TASK BRIEF »
Write out the entries exactly, leaving out every picture.

── DATA LISTING ──

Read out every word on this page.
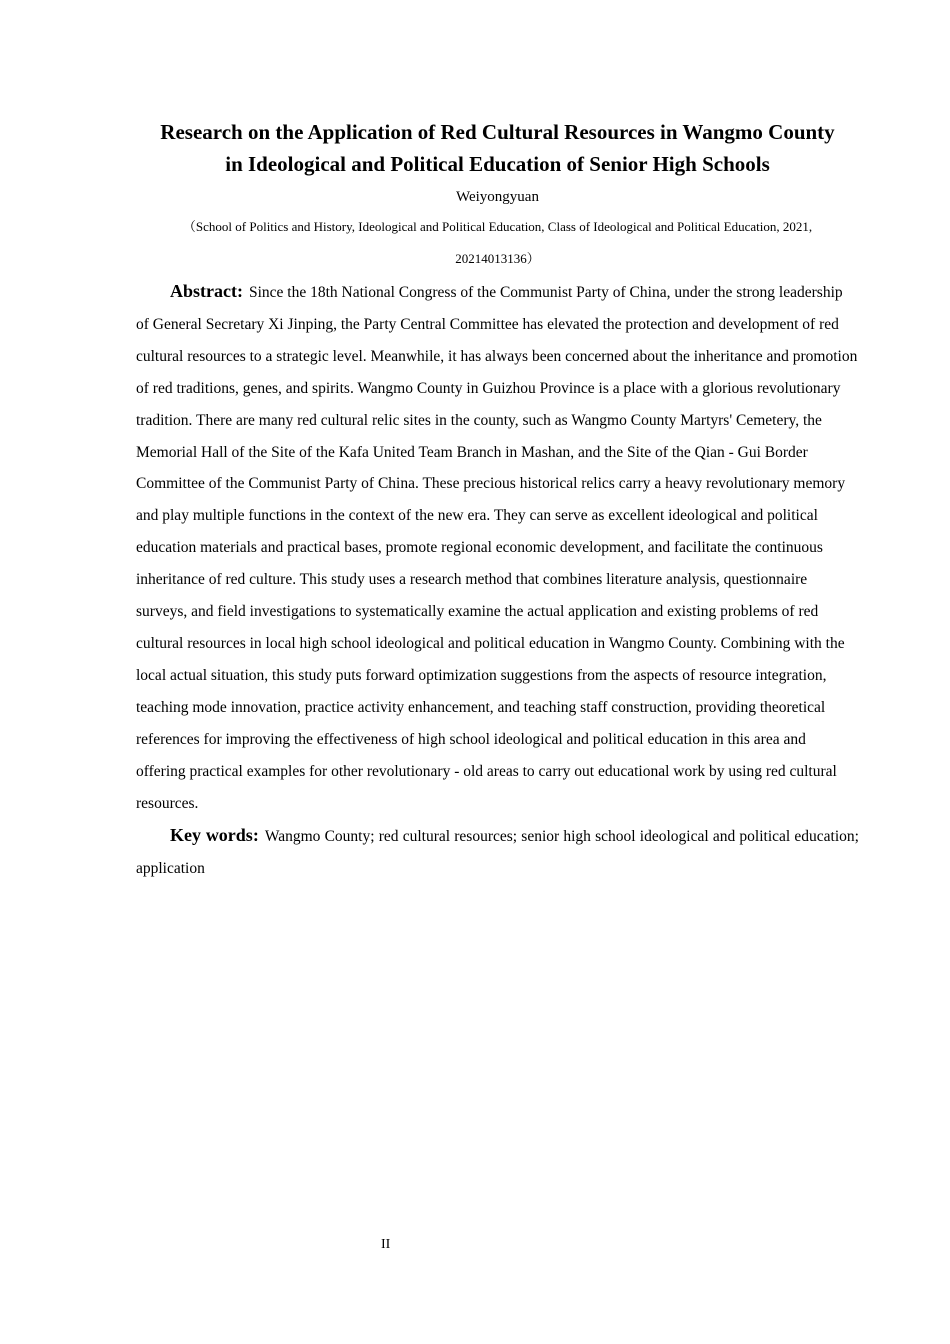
Research on the Application of Red Cultural Resources in Wangmo County
in Ideological and Political Education of Senior High Schools
Weiyongyuan
（School of Politics and History, Ideological and Political Education, Class of Ideological and Political Education, 2021,
20214013136）

Abstract: Since the 18th National Congress of the Communist Party of China, under the strong leadership of General Secretary Xi Jinping, the Party Central Committee has elevated the protection and development of red cultural resources to a strategic level. Meanwhile, it has always been concerned about the inheritance and promotion of red traditions, genes, and spirits. Wangmo County in Guizhou Province is a place with a glorious revolutionary tradition. There are many red cultural relic sites in the county, such as Wangmo County Martyrs' Cemetery, the Memorial Hall of the Site of the Kafa United Team Branch in Mashan, and the Site of the Qian - Gui Border Committee of the Communist Party of China. These precious historical relics carry a heavy revolutionary memory and play multiple functions in the context of the new era. They can serve as excellent ideological and political education materials and practical bases, promote regional economic development, and facilitate the continuous inheritance of red culture. This study uses a research method that combines literature analysis, questionnaire surveys, and field investigations to systematically examine the actual application and existing problems of red cultural resources in local high school ideological and political education in Wangmo County. Combining with the local actual situation, this study puts forward optimization suggestions from the aspects of resource integration, teaching mode innovation, practice activity enhancement, and teaching staff construction, providing theoretical references for improving the effectiveness of high school ideological and political education in this area and offering practical examples for other revolutionary - old areas to carry out educational work by using red cultural resources.

Key words: Wangmo County; red cultural resources; senior high school ideological and political education; application

II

───

SOLUTION FOR THIS TASK »
Read out every word on this page.
Research on the Application of Red Cultural Resources in Wangmo County
in Ideological and Political Education of Senior High Schools
Weiyongyuan
（School of Politics and History, Ideological and Political Education, Class of Ideological and Political Education, 2021,
20214013136）

Abstract: Since the 18th National Congress of the Communist Party of China, under the strong leadership of General Secretary Xi Jinping, the Party Central Committee has elevated the protection and development of red cultural resources to a strategic level. Meanwhile, it has always been concerned about the inheritance and promotion of red traditions, genes, and spirits. Wangmo County in Guizhou Province is a place with a glorious revolutionary tradition. There are many red cultural relic sites in the county, such as Wangmo County Martyrs' Cemetery, the Memorial Hall of the Site of the Kafa United Team Branch in Mashan, and the Site of the Qian - Gui Border Committee of the Communist Party of China. These precious historical relics carry a heavy revolutionary memory and play multiple functions in the context of the new era. They can serve as excellent ideological and political education materials and practical bases, promote regional economic development, and facilitate the continuous inheritance of red culture. This study uses a research method that combines literature analysis, questionnaire surveys, and field investigations to systematically examine the actual application and existing problems of red cultural resources in local high school ideological and political education in Wangmo County. Combining with the local actual situation, this study puts forward optimization suggestions from the aspects of resource integration, teaching mode innovation, practice activity enhancement, and teaching staff construction, providing theoretical references for improving the effectiveness of high school ideological and political education in this area and offering practical examples for other revolutionary - old areas to carry out educational work by using red cultural resources.

Key words: Wangmo County; red cultural resources; senior high school ideological and political education; application

II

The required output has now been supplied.